# WHAT THE TASK ASKS
Beginning at the line with "Type out the text in this image.", output each line to the end of the listing below exactly, please.

═════ STORED DATA ═════

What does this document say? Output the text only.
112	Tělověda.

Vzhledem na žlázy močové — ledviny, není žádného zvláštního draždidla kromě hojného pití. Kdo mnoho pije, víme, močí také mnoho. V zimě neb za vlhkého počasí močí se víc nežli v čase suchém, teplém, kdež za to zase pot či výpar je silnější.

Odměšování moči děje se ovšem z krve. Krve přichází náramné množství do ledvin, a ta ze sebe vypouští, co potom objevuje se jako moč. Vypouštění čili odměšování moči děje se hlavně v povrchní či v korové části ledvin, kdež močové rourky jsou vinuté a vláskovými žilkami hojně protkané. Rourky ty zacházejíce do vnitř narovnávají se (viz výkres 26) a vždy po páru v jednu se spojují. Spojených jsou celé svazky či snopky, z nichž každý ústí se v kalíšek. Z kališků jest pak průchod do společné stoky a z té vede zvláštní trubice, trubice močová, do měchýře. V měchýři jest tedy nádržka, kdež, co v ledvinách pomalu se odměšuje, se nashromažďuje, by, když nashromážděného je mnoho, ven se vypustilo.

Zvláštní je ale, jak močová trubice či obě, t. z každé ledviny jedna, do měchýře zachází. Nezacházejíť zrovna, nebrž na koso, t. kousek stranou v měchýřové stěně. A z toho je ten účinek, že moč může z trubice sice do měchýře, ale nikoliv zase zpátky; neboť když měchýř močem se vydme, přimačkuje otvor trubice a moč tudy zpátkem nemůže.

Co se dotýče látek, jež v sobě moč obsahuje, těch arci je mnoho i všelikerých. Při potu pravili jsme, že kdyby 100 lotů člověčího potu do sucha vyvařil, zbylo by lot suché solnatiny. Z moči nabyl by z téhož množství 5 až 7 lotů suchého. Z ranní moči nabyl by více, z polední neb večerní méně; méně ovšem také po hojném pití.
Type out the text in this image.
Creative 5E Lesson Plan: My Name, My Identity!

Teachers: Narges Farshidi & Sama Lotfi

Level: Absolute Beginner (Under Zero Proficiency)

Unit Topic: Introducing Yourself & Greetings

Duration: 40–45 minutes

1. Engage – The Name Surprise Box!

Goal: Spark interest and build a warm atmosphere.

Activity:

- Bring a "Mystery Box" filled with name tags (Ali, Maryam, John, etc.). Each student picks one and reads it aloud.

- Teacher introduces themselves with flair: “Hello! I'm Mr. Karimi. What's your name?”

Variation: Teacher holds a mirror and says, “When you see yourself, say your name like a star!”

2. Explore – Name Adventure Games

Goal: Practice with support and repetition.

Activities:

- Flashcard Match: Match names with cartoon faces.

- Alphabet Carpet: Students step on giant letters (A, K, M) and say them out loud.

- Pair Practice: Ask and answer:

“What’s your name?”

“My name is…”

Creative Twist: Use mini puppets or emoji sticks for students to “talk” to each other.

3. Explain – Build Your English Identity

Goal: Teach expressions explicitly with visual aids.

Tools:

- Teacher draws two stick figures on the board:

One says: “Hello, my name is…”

═════

# FULL OUTPUT
Type out the text in this image.
Creative 5E Lesson Plan: My Name, My Identity!

Teachers: Narges Farshidi & Sama Lotfi

Level: Absolute Beginner (Under Zero Proficiency)

Unit Topic: Introducing Yourself & Greetings

Duration: 40–45 minutes

1. Engage – The Name Surprise Box!

Goal: Spark interest and build a warm atmosphere.

Activity:

- Bring a "Mystery Box" filled with name tags (Ali, Maryam, John, etc.). Each student picks one and reads it aloud.

- Teacher introduces themselves with flair: “Hello! I'm Mr. Karimi. What's your name?”

Variation: Teacher holds a mirror and says, “When you see yourself, say your name like a star!”

2. Explore – Name Adventure Games

Goal: Practice with support and repetition.

Activities:

- Flashcard Match: Match names with cartoon faces.

- Alphabet Carpet: Students step on giant letters (A, K, M) and say them out loud.

- Pair Practice: Ask and answer:

“What’s your name?”

“My name is…”

Creative Twist: Use mini puppets or emoji sticks for students to “talk” to each other.

3. Explain – Build Your English Identity

Goal: Teach expressions explicitly with visual aids.

Tools:

- Teacher draws two stick figures on the board:

One says: “Hello, my name is…”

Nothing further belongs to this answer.